> [ROWS]
══════════════════════════════

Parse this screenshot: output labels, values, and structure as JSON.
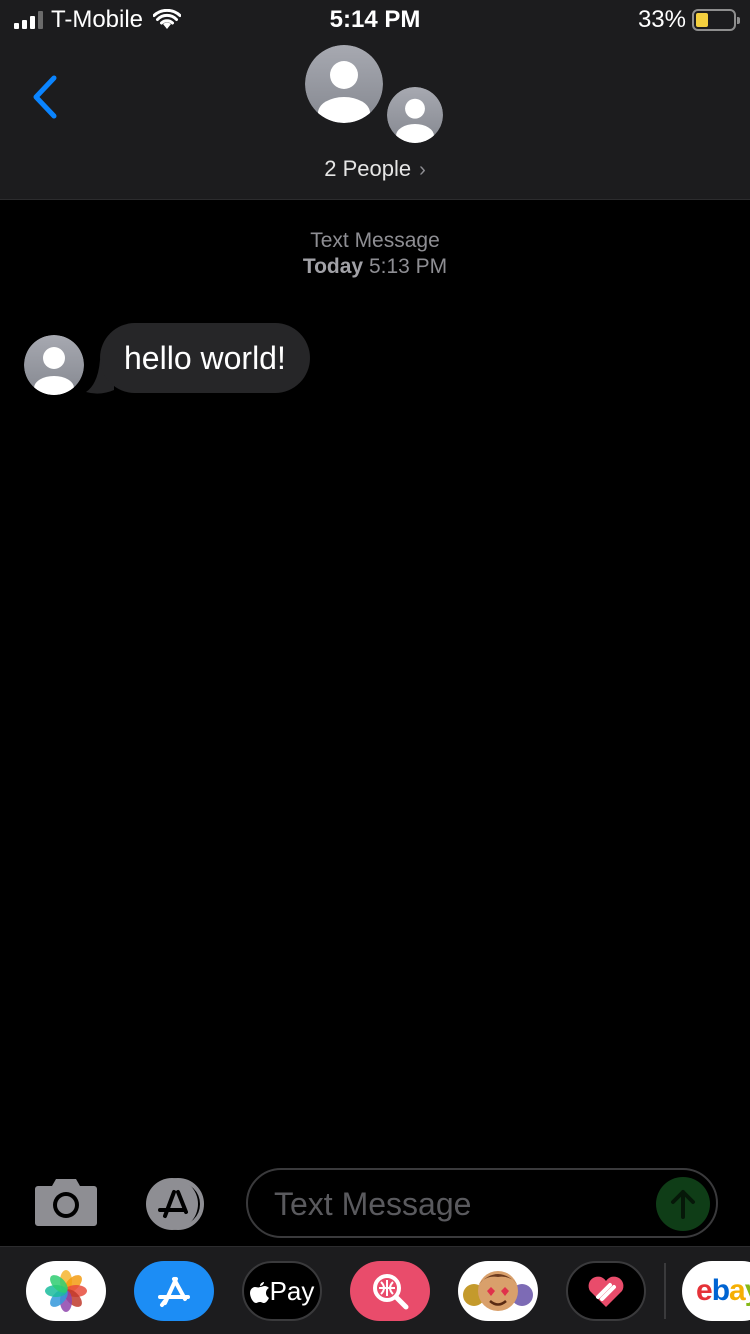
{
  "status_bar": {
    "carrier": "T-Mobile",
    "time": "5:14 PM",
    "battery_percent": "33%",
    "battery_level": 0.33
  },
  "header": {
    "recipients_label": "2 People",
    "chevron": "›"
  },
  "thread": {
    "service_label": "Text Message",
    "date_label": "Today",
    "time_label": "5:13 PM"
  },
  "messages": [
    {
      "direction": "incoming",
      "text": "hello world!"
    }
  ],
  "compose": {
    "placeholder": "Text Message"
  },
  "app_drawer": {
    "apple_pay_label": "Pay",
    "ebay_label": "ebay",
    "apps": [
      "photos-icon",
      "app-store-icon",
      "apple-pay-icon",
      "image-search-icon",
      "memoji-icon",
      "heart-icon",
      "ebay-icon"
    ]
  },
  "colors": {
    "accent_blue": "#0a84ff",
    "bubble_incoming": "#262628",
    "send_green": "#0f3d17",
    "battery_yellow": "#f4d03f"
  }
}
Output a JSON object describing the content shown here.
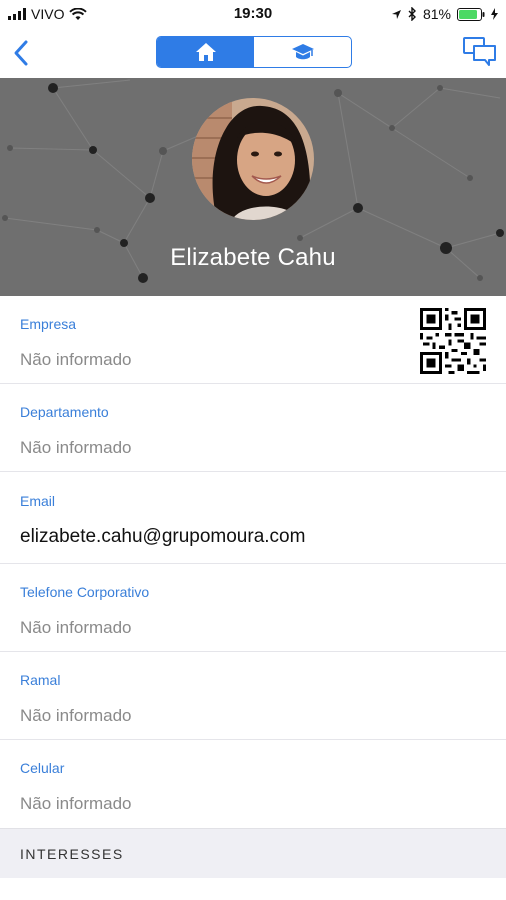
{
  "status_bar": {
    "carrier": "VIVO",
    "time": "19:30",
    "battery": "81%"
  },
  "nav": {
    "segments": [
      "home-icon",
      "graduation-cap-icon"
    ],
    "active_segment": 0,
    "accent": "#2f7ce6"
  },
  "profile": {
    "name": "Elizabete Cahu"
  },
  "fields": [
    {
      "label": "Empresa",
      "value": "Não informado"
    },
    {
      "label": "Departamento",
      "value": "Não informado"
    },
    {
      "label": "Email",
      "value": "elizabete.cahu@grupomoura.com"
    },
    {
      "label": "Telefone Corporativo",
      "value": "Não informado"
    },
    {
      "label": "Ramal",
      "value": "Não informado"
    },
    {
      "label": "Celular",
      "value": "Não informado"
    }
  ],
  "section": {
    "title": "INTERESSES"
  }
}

══════════════════════════════

> [SHORT EXERCISE] Copy each line above precisely, dropping the pictures.

> [WRITTEN RESPONSE]
Parse this screenshot: output labels, values, and structure as JSON.
{
  "status_bar": {
    "carrier": "T-Mobile",
    "time": "5:14 PM",
    "battery_percent": "33%",
    "battery_level": 0.33
  },
  "header": {
    "recipients_label": "2 People",
    "chevron": "›"
  },
  "thread": {
    "service_label": "Text Message",
    "date_label": "Today",
    "time_label": "5:13 PM"
  },
  "messages": [
    {
      "direction": "incoming",
      "text": "hello world!"
    }
  ],
  "compose": {
    "placeholder": "Text Message"
  },
  "app_drawer": {
    "apple_pay_label": "Pay",
    "ebay_label": "ebay",
    "apps": [
      "photos-icon",
      "app-store-icon",
      "apple-pay-icon",
      "image-search-icon",
      "memoji-icon",
      "heart-icon",
      "ebay-icon"
    ]
  },
  "colors": {
    "accent_blue": "#0a84ff",
    "bubble_incoming": "#262628",
    "send_green": "#0f3d17",
    "battery_yellow": "#f4d03f"
  }
}
Output a JSON object describing the content shown here.
{
  "status_bar": {
    "carrier": "VIVO",
    "time": "19:30",
    "battery": "81%"
  },
  "nav": {
    "segments": [
      "home-icon",
      "graduation-cap-icon"
    ],
    "active_segment": 0,
    "accent": "#2f7ce6"
  },
  "profile": {
    "name": "Elizabete Cahu"
  },
  "fields": [
    {
      "label": "Empresa",
      "value": "Não informado"
    },
    {
      "label": "Departamento",
      "value": "Não informado"
    },
    {
      "label": "Email",
      "value": "elizabete.cahu@grupomoura.com"
    },
    {
      "label": "Telefone Corporativo",
      "value": "Não informado"
    },
    {
      "label": "Ramal",
      "value": "Não informado"
    },
    {
      "label": "Celular",
      "value": "Não informado"
    }
  ],
  "section": {
    "title": "INTERESSES"
  }
}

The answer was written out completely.